-- Start Excerpted records --

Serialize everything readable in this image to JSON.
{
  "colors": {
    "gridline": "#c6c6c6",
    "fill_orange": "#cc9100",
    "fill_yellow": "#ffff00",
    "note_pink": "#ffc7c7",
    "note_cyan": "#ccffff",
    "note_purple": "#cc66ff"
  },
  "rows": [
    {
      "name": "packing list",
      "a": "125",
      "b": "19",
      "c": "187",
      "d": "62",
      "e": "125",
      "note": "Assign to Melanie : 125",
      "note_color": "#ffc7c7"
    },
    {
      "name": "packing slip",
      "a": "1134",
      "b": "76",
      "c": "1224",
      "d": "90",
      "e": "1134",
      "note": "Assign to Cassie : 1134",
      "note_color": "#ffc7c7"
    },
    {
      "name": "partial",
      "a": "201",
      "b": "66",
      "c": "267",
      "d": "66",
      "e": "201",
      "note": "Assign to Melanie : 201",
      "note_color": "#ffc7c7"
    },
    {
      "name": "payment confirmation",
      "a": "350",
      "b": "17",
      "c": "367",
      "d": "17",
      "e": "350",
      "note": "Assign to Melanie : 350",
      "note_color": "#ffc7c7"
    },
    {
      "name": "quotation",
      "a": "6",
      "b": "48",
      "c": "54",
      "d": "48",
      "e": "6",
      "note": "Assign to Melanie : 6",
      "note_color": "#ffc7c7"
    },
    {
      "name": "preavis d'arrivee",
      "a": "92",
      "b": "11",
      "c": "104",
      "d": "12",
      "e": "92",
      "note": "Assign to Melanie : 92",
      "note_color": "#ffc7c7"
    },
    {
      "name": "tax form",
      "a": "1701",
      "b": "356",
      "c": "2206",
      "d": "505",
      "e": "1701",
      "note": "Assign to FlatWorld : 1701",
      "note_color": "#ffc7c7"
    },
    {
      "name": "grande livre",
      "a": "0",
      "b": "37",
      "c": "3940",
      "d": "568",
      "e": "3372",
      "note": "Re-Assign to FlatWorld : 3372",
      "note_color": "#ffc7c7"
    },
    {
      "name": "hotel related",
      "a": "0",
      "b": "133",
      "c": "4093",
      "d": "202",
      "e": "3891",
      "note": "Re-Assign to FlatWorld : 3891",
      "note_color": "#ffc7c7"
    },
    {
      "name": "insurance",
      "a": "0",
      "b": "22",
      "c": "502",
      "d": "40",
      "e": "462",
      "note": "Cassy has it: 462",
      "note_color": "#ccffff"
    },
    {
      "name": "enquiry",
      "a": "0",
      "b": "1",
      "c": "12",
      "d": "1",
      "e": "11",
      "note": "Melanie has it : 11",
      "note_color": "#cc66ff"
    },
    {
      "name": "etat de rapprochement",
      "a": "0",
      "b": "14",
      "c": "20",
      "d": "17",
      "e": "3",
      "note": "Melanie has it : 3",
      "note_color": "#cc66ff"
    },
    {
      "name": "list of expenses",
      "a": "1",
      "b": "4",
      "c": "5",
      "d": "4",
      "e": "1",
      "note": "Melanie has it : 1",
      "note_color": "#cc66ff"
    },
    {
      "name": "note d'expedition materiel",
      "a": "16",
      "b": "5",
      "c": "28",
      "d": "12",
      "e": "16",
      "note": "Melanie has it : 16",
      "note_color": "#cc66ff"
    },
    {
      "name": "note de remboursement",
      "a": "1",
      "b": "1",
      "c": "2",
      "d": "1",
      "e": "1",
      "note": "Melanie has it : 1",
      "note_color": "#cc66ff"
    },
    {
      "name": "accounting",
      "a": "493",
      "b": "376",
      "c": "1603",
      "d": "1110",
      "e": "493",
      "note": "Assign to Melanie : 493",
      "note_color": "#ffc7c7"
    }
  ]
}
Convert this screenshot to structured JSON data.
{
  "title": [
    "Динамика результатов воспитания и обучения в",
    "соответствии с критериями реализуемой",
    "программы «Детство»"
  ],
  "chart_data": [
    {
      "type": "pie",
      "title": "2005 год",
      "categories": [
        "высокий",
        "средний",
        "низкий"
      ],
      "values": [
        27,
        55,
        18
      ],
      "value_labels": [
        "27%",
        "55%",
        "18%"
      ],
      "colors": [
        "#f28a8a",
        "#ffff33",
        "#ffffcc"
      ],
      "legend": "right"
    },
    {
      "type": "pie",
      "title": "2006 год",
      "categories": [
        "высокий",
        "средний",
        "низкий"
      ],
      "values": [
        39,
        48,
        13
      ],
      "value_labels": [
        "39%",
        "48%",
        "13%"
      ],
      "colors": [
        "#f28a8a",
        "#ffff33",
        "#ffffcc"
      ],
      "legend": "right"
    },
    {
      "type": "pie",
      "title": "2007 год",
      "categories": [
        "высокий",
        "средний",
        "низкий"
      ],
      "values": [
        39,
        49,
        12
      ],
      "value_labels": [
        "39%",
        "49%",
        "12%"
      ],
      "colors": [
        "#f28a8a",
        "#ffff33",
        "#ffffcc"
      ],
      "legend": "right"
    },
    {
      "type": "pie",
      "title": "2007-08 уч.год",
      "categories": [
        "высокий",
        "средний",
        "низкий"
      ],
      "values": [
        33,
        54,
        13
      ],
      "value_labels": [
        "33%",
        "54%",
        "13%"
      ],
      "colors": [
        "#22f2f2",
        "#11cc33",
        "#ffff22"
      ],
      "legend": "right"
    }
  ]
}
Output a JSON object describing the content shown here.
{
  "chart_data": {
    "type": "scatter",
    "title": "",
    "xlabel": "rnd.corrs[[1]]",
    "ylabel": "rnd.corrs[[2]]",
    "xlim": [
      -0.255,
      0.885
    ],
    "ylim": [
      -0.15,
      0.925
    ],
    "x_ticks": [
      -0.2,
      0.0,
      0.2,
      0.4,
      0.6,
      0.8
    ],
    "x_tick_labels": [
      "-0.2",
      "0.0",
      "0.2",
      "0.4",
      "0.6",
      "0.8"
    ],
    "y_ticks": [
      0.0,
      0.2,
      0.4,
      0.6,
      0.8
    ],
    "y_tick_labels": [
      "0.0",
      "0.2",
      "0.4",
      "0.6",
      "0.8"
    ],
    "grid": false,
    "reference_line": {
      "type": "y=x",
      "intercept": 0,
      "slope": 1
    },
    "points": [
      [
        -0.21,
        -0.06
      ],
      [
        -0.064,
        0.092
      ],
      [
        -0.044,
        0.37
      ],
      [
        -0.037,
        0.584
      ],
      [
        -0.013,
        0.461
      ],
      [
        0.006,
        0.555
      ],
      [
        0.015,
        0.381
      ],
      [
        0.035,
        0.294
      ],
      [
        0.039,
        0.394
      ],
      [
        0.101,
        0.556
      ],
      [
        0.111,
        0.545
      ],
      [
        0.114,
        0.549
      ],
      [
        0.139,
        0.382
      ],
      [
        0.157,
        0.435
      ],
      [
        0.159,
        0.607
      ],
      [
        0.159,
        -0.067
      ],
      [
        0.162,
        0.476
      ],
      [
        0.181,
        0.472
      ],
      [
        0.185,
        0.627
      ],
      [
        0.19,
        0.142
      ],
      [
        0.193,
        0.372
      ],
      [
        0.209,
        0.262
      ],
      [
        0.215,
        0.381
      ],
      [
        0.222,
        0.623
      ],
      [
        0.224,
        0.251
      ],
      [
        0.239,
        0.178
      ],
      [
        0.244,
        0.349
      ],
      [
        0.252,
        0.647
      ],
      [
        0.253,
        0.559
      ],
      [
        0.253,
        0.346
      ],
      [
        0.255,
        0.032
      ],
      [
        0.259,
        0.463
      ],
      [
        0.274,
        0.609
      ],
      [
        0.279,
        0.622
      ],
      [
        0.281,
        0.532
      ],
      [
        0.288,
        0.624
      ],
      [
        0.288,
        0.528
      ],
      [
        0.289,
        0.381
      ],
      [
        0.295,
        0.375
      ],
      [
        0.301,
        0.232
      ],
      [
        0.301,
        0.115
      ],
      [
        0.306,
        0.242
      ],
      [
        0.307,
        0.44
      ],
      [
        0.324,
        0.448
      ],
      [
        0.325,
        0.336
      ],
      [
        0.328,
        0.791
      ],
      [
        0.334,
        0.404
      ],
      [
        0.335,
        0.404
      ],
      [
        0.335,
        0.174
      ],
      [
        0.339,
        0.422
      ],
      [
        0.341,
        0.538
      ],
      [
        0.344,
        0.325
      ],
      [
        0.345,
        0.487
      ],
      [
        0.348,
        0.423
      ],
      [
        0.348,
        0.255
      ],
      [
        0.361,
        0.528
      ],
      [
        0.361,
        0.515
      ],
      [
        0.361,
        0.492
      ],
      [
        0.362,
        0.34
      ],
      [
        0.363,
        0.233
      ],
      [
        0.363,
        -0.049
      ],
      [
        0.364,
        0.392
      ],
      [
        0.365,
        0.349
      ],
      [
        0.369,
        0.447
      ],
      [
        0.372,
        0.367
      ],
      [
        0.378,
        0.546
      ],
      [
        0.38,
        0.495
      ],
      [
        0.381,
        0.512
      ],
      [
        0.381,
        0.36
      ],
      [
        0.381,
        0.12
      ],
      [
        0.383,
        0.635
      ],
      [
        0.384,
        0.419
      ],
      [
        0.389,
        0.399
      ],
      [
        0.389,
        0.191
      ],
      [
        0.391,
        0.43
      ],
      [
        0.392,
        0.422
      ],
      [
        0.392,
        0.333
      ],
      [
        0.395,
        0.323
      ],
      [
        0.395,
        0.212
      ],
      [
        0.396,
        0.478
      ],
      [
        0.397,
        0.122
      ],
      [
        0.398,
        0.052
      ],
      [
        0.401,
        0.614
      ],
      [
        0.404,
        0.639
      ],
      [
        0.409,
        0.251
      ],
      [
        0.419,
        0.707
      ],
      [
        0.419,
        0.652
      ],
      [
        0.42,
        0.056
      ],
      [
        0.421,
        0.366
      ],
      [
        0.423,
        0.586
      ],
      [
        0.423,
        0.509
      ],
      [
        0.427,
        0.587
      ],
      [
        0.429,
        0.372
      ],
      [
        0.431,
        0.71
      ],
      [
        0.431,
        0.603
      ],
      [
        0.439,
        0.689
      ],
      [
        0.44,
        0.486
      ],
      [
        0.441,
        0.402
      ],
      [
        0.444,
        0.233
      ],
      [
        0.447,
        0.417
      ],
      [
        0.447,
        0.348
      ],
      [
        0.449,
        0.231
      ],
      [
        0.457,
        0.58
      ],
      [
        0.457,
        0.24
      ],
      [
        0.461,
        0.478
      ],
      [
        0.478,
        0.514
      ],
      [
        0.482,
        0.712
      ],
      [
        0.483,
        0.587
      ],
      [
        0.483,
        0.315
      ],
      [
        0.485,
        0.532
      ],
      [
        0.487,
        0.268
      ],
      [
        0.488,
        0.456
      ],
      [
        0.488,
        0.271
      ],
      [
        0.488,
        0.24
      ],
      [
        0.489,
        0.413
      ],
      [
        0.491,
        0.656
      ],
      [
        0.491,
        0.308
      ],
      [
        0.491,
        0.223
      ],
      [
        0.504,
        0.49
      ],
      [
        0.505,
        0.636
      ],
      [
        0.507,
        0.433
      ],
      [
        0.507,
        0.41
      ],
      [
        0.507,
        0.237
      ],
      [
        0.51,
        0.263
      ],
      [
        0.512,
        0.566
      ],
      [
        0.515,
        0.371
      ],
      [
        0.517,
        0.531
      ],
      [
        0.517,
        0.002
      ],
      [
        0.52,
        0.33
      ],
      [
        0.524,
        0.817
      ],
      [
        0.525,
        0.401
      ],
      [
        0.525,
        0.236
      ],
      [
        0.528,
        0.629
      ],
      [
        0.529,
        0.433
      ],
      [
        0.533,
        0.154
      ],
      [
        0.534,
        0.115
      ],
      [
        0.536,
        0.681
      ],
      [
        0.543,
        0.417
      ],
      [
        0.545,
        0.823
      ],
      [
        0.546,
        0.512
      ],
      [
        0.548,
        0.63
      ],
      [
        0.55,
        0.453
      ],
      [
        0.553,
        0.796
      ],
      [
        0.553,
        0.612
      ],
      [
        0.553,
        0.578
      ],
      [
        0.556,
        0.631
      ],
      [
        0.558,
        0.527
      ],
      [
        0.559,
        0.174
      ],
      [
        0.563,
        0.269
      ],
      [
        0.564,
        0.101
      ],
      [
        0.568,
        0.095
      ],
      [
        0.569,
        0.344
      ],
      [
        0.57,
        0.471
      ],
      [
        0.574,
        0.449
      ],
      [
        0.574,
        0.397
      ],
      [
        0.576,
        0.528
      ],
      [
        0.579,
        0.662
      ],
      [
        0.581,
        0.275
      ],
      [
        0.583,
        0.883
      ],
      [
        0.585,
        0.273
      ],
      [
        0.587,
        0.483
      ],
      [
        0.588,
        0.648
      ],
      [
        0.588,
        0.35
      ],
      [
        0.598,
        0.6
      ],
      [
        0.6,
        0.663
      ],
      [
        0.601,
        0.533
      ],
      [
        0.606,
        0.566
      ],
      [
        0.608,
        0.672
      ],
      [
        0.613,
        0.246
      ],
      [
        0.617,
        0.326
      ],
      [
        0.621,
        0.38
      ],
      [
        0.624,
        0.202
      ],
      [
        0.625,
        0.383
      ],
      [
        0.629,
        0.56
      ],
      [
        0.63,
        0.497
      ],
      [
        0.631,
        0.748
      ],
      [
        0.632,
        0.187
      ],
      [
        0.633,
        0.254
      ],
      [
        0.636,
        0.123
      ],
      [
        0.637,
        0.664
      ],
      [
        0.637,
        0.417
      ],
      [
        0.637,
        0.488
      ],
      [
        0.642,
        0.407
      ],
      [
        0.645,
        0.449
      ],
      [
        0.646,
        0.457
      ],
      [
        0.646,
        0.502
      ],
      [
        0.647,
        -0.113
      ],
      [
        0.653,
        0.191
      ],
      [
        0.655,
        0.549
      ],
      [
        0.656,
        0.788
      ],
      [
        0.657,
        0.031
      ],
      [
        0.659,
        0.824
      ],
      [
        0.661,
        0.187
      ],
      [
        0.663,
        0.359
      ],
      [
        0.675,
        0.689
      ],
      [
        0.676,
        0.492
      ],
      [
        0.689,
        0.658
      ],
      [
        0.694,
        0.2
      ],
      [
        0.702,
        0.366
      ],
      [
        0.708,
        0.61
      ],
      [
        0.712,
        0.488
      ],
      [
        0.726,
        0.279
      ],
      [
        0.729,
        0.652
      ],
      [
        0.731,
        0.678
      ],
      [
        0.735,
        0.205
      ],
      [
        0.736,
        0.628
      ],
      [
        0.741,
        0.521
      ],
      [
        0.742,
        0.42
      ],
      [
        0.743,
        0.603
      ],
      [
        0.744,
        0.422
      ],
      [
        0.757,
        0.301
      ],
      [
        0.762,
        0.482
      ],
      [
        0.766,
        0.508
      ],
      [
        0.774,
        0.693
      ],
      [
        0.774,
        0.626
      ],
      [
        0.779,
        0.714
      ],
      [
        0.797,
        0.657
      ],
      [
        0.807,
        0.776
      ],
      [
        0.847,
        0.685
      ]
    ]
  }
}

-- End Excerpted records --

### Required work
Gather every line from the entries above where the word "packing" appears, and copy them.

### Exercise output
      "name": "packing list",
      "name": "packing slip",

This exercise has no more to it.